====== Given records

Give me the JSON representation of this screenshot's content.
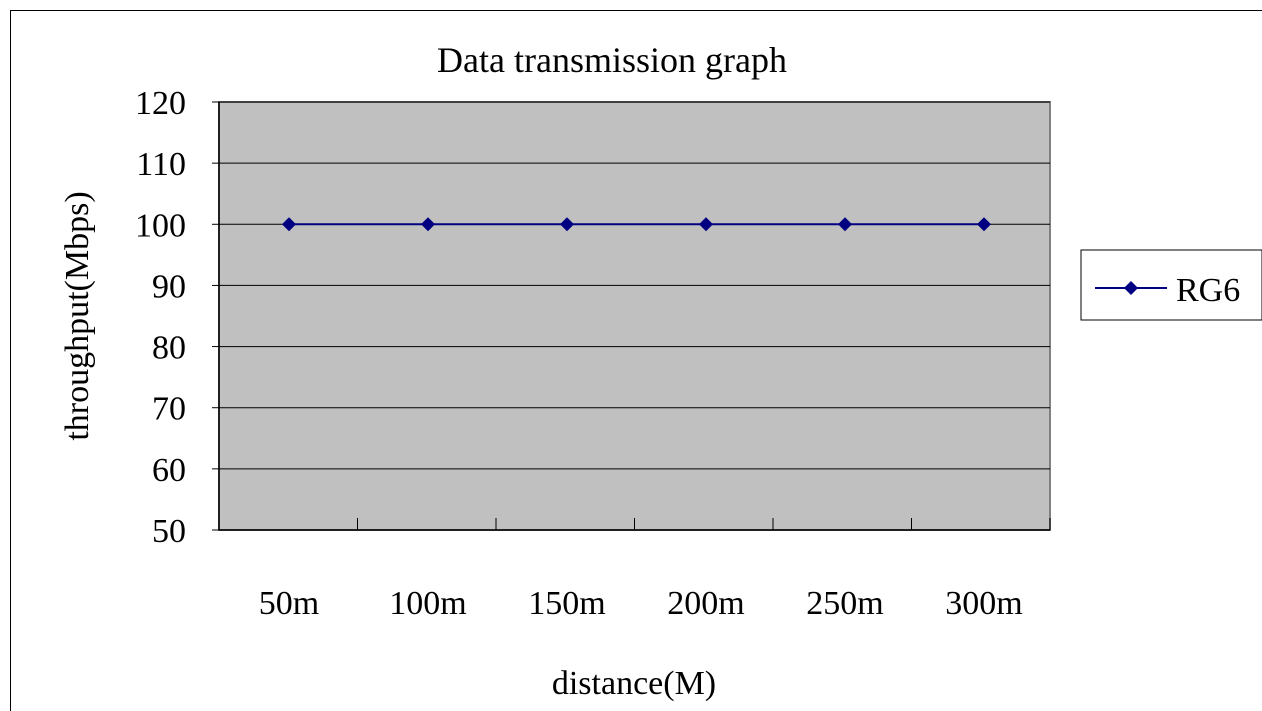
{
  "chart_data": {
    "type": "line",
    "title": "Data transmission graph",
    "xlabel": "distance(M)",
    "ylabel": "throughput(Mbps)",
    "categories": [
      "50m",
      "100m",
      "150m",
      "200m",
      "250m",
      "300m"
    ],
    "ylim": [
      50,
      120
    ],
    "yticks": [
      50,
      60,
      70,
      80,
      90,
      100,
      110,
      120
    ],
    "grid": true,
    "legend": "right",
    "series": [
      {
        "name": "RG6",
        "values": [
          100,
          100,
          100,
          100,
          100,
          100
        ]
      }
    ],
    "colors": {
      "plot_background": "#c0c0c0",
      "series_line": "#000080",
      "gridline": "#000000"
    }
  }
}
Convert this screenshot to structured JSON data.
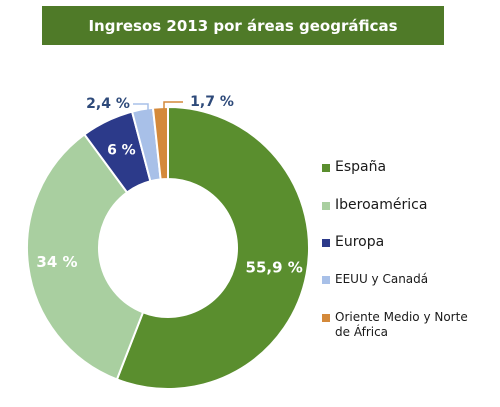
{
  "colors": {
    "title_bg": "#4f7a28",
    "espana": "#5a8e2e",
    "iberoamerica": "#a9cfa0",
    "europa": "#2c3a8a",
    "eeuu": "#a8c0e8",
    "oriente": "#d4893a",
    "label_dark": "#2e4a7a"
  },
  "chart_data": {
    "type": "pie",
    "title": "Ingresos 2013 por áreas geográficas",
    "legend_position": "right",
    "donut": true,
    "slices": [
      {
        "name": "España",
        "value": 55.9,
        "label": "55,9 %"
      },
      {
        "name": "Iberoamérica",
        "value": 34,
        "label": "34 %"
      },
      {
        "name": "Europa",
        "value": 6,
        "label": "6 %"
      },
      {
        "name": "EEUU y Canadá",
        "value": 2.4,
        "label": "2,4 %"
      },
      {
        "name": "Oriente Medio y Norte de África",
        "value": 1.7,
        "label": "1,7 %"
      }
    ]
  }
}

============
====== Given records

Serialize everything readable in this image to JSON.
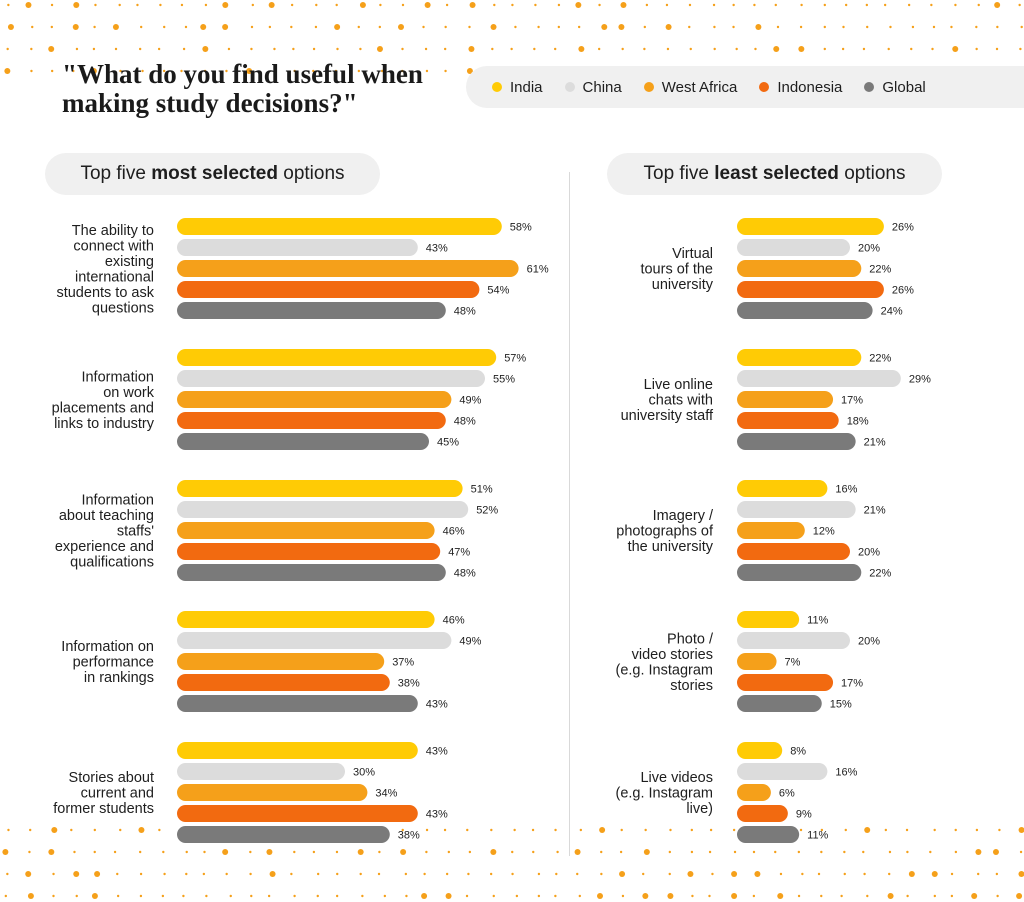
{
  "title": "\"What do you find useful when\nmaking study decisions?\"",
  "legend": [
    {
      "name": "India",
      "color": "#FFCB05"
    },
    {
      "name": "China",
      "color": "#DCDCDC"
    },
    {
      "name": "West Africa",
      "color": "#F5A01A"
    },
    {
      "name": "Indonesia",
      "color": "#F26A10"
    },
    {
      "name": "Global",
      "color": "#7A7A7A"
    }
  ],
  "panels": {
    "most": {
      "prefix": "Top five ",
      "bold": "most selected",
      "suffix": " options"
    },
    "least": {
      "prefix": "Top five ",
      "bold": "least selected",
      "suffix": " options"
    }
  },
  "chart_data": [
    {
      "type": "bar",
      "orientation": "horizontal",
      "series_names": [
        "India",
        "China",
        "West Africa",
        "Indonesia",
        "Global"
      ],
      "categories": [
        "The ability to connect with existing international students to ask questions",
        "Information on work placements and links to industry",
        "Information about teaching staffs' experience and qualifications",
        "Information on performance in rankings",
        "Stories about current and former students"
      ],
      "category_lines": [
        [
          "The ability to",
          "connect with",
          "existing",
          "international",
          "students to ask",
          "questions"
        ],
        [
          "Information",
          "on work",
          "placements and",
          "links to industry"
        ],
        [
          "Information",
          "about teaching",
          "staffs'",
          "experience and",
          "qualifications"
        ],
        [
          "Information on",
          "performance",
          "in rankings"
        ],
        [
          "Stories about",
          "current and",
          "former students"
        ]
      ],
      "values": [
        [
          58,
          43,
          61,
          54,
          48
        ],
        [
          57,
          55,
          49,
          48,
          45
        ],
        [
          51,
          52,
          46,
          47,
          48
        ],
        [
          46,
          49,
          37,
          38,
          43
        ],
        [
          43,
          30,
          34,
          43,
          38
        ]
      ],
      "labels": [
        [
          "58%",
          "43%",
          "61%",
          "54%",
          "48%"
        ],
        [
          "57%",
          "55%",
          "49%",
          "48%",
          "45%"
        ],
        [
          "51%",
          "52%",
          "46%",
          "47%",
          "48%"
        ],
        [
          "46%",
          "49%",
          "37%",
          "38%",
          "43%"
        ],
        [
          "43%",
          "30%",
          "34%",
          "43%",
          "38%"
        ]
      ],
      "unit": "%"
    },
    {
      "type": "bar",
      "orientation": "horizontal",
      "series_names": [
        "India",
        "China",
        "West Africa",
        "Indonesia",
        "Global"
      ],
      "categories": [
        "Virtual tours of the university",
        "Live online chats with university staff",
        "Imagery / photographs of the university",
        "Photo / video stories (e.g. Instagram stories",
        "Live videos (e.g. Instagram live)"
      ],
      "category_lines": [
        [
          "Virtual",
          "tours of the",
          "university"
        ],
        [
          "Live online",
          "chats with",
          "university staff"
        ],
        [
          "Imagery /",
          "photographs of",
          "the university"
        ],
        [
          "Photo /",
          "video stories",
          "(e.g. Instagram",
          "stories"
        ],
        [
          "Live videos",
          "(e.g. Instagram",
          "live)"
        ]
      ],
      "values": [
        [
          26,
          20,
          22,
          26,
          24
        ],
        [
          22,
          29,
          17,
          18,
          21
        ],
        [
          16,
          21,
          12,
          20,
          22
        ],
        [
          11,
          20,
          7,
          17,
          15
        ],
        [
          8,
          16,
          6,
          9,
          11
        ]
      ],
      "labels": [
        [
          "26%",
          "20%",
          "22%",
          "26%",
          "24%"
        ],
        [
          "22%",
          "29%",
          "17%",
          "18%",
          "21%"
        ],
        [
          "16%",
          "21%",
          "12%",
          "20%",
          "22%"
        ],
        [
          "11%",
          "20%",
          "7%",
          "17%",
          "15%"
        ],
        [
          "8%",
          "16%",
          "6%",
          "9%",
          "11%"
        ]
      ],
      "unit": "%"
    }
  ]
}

============
====== Given records

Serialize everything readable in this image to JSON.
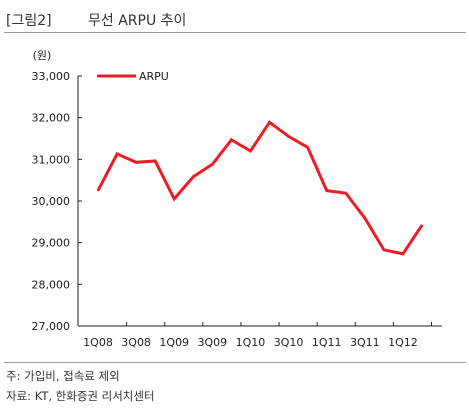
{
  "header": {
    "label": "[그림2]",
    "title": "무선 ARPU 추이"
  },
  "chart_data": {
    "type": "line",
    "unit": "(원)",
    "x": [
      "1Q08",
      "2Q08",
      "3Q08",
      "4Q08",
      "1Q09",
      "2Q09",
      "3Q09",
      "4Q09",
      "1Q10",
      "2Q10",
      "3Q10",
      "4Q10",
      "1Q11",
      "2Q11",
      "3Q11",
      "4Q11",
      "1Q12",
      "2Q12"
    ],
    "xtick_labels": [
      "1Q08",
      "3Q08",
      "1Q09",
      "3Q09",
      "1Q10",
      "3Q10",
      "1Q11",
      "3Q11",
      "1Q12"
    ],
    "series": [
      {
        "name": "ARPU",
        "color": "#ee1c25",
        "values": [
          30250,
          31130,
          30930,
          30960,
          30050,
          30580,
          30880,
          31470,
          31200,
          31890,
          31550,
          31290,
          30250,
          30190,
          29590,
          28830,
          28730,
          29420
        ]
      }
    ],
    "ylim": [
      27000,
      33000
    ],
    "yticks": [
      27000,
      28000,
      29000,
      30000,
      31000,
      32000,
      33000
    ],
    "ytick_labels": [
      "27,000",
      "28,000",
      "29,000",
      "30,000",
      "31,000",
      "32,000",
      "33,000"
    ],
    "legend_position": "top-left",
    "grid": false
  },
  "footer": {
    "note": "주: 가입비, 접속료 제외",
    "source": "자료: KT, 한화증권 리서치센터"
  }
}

============

## What needs to be done
Find every line in the records above that holds the word "teaching", and copy each one.

## Task answer
        "Information about teaching staffs' experience and qualifications",
          "about teaching",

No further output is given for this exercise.